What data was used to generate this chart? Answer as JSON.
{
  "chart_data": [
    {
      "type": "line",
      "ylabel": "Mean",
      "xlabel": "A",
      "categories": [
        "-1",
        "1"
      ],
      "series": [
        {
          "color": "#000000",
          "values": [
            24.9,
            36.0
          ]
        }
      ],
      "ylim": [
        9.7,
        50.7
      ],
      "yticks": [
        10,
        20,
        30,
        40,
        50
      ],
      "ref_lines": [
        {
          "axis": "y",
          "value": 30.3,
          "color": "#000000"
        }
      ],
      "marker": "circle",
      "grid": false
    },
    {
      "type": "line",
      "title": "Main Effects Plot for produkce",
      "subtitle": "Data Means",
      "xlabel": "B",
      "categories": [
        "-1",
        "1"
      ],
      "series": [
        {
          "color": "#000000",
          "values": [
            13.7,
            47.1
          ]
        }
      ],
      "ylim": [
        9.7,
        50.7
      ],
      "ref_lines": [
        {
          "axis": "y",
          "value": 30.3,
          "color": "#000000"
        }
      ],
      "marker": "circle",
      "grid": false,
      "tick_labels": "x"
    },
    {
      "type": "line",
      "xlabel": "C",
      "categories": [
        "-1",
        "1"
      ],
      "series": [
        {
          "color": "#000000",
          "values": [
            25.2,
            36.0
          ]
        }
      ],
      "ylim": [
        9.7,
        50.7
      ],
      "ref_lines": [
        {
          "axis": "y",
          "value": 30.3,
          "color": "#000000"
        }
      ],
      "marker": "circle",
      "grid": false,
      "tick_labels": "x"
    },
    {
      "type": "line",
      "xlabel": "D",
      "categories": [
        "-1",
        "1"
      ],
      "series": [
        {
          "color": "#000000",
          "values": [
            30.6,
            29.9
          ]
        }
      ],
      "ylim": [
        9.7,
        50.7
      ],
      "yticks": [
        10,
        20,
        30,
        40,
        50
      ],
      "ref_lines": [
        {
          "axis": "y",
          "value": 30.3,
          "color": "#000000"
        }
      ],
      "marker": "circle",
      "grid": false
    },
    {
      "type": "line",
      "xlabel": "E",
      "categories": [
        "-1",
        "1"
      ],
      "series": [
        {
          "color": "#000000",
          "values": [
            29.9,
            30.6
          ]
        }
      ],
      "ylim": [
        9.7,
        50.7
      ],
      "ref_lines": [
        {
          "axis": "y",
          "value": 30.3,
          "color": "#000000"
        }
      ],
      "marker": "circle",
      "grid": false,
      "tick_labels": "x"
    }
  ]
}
--
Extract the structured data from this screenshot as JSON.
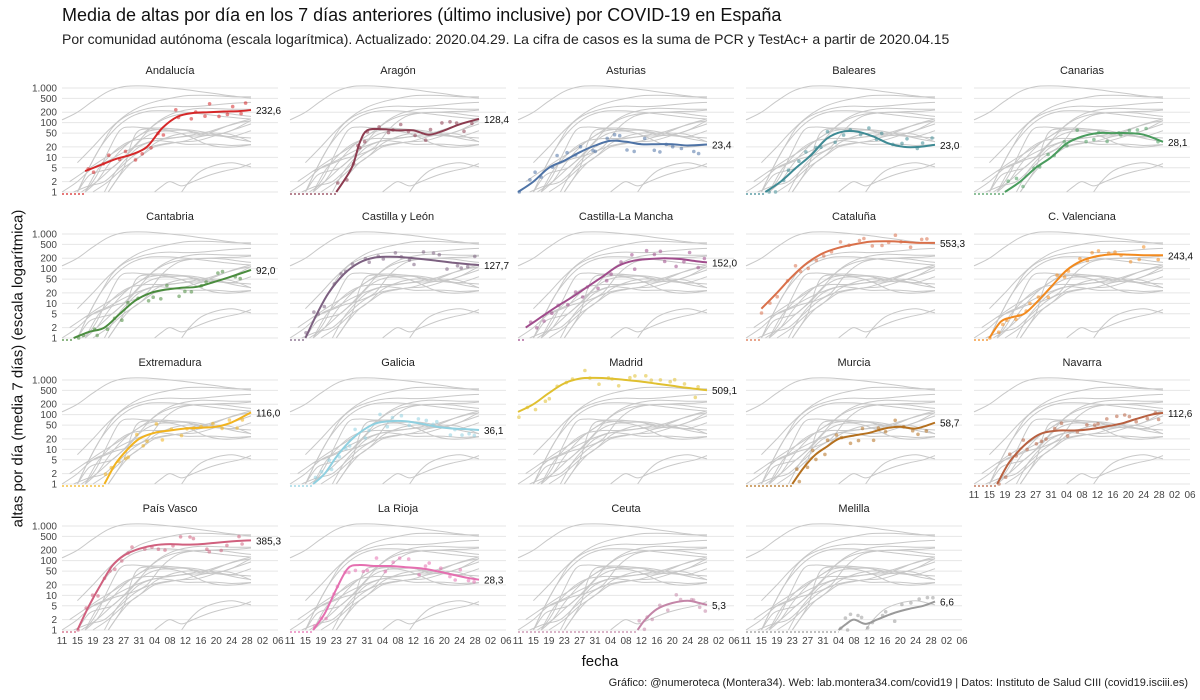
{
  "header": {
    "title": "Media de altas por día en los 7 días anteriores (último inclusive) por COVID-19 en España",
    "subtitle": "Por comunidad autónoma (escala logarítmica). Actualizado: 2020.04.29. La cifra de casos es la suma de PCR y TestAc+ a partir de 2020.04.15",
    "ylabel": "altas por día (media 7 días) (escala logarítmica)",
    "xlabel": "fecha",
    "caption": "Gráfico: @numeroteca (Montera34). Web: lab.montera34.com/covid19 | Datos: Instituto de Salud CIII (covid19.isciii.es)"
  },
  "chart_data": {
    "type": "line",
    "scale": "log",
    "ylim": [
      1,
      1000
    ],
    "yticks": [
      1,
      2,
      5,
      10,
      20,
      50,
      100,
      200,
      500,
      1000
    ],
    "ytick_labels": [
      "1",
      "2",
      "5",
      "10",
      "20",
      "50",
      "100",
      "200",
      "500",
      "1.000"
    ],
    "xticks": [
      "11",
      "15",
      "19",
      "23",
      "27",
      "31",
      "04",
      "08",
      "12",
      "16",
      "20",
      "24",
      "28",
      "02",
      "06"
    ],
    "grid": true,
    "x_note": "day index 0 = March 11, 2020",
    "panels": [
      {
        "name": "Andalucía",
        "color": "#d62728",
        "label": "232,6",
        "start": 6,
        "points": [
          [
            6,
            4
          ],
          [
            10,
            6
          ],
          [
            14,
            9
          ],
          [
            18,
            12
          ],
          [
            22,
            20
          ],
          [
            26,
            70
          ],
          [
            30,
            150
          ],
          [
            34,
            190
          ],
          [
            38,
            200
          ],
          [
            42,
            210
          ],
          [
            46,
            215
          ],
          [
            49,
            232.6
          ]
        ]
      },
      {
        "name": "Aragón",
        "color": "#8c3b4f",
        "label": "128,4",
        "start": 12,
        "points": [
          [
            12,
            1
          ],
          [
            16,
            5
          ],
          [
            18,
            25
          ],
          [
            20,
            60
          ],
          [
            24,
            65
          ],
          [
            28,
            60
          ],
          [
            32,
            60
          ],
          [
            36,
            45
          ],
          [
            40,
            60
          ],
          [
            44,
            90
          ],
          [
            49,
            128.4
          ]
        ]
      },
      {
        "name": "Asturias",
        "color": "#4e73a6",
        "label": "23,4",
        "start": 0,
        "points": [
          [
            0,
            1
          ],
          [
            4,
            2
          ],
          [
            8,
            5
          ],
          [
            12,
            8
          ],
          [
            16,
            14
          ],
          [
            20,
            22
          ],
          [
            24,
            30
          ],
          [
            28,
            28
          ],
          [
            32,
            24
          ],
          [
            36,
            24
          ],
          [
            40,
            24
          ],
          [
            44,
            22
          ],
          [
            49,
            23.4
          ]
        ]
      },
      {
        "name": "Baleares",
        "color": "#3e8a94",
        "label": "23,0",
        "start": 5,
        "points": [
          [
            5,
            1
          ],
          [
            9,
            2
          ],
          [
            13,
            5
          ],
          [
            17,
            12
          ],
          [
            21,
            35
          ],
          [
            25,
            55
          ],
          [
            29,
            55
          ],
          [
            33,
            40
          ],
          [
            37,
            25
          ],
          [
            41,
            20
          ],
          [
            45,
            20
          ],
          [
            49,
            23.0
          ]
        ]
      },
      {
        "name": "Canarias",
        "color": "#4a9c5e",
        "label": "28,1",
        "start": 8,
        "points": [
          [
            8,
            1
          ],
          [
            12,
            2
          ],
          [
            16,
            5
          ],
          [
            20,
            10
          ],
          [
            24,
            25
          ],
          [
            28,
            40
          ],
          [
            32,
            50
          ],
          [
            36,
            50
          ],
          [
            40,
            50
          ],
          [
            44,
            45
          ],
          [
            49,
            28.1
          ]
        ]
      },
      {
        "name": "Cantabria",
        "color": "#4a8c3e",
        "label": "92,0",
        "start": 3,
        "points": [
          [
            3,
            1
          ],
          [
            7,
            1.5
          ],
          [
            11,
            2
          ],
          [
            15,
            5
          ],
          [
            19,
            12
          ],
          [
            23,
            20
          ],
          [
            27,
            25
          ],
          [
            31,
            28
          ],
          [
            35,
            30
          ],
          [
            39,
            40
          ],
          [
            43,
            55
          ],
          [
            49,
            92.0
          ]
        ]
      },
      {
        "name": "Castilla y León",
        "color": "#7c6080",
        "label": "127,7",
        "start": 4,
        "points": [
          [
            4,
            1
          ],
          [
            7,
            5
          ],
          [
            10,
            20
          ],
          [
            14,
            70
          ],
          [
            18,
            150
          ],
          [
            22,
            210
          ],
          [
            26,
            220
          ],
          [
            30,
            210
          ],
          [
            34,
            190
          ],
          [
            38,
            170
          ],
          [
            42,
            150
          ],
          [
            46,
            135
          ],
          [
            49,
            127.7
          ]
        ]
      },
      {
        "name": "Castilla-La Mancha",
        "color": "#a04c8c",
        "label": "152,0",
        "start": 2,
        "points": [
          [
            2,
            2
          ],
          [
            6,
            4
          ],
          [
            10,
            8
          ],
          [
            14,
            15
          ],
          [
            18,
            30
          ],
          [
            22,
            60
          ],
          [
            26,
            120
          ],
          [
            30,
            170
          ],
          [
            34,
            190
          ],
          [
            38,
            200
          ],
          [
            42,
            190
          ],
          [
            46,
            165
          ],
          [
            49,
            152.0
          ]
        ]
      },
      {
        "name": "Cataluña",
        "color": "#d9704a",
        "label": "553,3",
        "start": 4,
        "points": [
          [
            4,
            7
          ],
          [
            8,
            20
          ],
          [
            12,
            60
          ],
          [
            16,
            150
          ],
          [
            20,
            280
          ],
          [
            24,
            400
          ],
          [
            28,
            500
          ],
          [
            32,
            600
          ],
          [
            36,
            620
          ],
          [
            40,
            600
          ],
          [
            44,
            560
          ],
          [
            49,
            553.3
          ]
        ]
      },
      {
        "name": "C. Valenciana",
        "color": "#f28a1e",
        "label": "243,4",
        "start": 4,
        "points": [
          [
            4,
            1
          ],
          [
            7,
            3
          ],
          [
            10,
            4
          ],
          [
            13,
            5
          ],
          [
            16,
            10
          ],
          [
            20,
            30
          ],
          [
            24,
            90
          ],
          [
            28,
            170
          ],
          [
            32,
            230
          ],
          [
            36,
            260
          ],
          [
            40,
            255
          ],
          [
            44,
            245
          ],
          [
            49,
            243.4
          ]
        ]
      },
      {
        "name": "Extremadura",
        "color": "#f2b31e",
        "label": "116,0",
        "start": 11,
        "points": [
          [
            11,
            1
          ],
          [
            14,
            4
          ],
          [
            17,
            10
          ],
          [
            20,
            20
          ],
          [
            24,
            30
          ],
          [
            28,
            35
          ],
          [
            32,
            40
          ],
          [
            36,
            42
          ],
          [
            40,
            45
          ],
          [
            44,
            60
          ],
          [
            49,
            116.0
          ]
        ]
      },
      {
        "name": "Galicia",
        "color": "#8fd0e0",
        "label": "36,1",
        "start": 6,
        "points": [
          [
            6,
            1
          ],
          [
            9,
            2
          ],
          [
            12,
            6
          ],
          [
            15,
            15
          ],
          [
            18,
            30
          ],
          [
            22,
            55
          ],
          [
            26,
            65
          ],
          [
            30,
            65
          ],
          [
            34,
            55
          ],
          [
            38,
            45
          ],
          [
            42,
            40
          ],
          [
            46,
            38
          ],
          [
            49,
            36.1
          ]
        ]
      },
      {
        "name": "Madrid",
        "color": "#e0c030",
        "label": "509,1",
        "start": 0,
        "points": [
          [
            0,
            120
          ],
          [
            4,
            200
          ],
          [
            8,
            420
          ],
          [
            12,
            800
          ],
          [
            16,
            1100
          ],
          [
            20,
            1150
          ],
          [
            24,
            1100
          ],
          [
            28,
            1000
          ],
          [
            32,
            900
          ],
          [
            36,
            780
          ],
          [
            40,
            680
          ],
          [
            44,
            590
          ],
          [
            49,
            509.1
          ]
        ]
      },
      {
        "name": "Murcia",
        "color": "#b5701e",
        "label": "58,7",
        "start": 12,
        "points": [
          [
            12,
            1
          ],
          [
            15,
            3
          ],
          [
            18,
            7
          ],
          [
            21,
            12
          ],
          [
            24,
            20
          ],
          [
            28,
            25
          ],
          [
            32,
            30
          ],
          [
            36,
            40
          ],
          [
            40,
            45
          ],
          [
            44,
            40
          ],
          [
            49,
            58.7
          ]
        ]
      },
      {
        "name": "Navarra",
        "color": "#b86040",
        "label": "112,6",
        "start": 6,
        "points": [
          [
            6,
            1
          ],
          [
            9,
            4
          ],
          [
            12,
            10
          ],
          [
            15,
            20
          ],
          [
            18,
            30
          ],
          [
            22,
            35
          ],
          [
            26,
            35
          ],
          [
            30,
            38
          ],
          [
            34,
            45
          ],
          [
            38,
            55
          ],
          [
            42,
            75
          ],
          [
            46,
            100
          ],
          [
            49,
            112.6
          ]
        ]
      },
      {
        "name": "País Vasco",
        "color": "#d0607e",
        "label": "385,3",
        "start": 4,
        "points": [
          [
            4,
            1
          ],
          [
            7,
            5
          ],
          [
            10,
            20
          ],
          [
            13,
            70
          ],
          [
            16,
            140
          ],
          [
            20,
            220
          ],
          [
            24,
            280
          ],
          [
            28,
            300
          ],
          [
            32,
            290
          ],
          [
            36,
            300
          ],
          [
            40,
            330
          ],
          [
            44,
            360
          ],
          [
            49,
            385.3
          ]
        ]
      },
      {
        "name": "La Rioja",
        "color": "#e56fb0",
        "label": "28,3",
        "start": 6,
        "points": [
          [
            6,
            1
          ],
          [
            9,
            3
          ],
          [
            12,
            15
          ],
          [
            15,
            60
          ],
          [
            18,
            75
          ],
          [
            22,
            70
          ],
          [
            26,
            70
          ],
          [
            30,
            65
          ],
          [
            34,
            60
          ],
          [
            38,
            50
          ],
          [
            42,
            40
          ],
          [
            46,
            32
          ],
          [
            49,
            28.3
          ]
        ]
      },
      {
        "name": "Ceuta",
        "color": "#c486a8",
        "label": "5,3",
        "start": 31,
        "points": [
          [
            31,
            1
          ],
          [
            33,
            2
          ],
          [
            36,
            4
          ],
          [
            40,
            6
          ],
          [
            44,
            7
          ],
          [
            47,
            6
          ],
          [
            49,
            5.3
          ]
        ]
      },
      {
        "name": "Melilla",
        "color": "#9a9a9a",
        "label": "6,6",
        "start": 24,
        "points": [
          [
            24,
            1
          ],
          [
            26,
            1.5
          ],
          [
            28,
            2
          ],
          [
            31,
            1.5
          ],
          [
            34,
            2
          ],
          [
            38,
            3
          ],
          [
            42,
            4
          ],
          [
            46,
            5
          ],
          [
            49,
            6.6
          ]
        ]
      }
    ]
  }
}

• Requirement: Tally the lines of the data that contain the string "Castilla" and report the total alone.

• Answer to the task: 2